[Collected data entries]
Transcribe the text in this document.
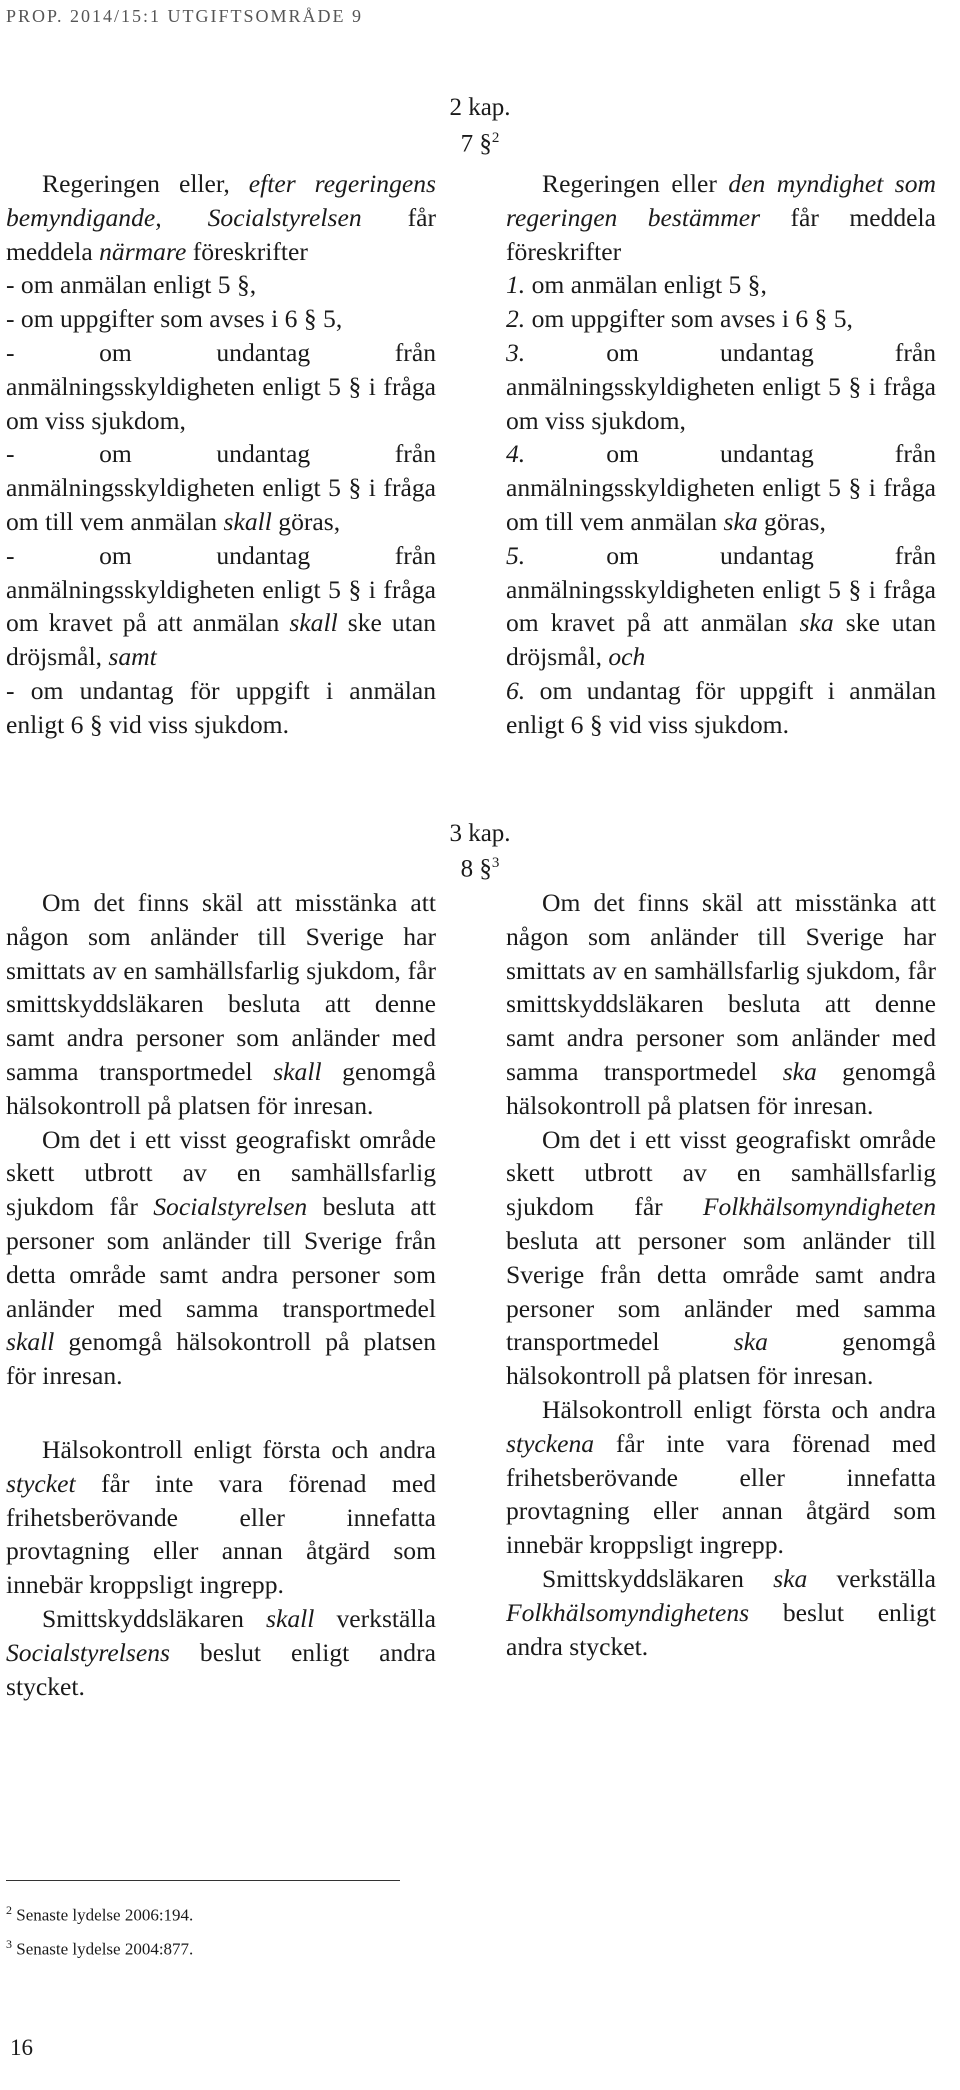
PROP. 2014/15:1 UTGIFTSOMRÅDE 9
2 kap.
7 §$^2$

Regeringen eller, efter regeringens bemyndigande, Socialstyrelsen får meddela närmare föreskrifter

- om anmälan enligt 5 §,

- om uppgifter som avses i 6 § 5,

- om undantag från anmälningsskyldigheten enligt 5 § i fråga om viss sjukdom,

- om undantag från anmälningsskyldigheten enligt 5 § i fråga om till vem anmälan skall göras,

- om undantag från anmälningsskyldigheten enligt 5 § i fråga om kravet på att anmälan skall ske utan dröjsmål, samt

- om undantag för uppgift i anmälan enligt 6 § vid viss sjukdom.

Regeringen eller den myndighet som regeringen bestämmer får meddela föreskrifter

1. om anmälan enligt 5 §,

2. om uppgifter som avses i 6 § 5,

3.	om undantag från anmälningsskyldigheten enligt 5 § i fråga om viss sjukdom,

4.	om undantag från anmälningsskyldigheten enligt 5 § i fråga om till vem anmälan ska göras,

5.	om undantag från anmälningsskyldigheten enligt 5 § i fråga om kravet på att anmälan ska ske utan dröjsmål, och

6. om undantag för uppgift i anmälan enligt 6 § vid viss sjukdom.

3 kap.
8 §$^3$

Om det finns skäl att misstänka att någon som anländer till Sverige har smittats av en samhällsfarlig sjukdom, får smittskyddsläkaren besluta att denne samt andra personer som anländer med samma transportmedel skall genomgå hälsokontroll på platsen för inresan.

Om det i ett visst geografiskt område skett utbrott av en samhällsfarlig sjukdom får Socialstyrelsen besluta att personer som anländer till Sverige från detta område samt andra personer som anländer med samma transportmedel skall genomgå hälsokontroll på platsen för inresan.

Hälsokontroll enligt första och andra stycket får inte vara förenad med frihetsberövande eller innefatta provtagning eller annan åtgärd som innebär kroppsligt ingrepp.

Smittskyddsläkaren skall verkställa Socialstyrelsens beslut enligt andra stycket.

Om det finns skäl att misstänka att någon som anländer till Sverige har smittats av en samhällsfarlig sjukdom, får smittskyddsläkaren besluta att denne samt andra personer som anländer med samma transportmedel ska genomgå hälsokontroll på platsen för inresan.

Om det i ett visst geografiskt område skett utbrott av en samhällsfarlig sjukdom får Folkhälsomyndigheten besluta att personer som anländer till Sverige från detta område samt andra personer som anländer med samma transportmedel	ska	genomgå hälsokontroll på platsen för inresan.

Hälsokontroll enligt första och andra styckena får inte vara förenad med frihetsberövande eller innefatta provtagning eller annan åtgärd som innebär kroppsligt ingrepp.

Smittskyddsläkaren ska verkställa Folkhälsomyndighetens beslut enligt andra stycket.

$^2$ Senaste lydelse 2006:194.
$^3$ Senaste lydelse 2004:877.
16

# Task to complete
Lines containing the word "första" are to be tallied across the entries above; give only the resulting count.

# Result for this exercise
2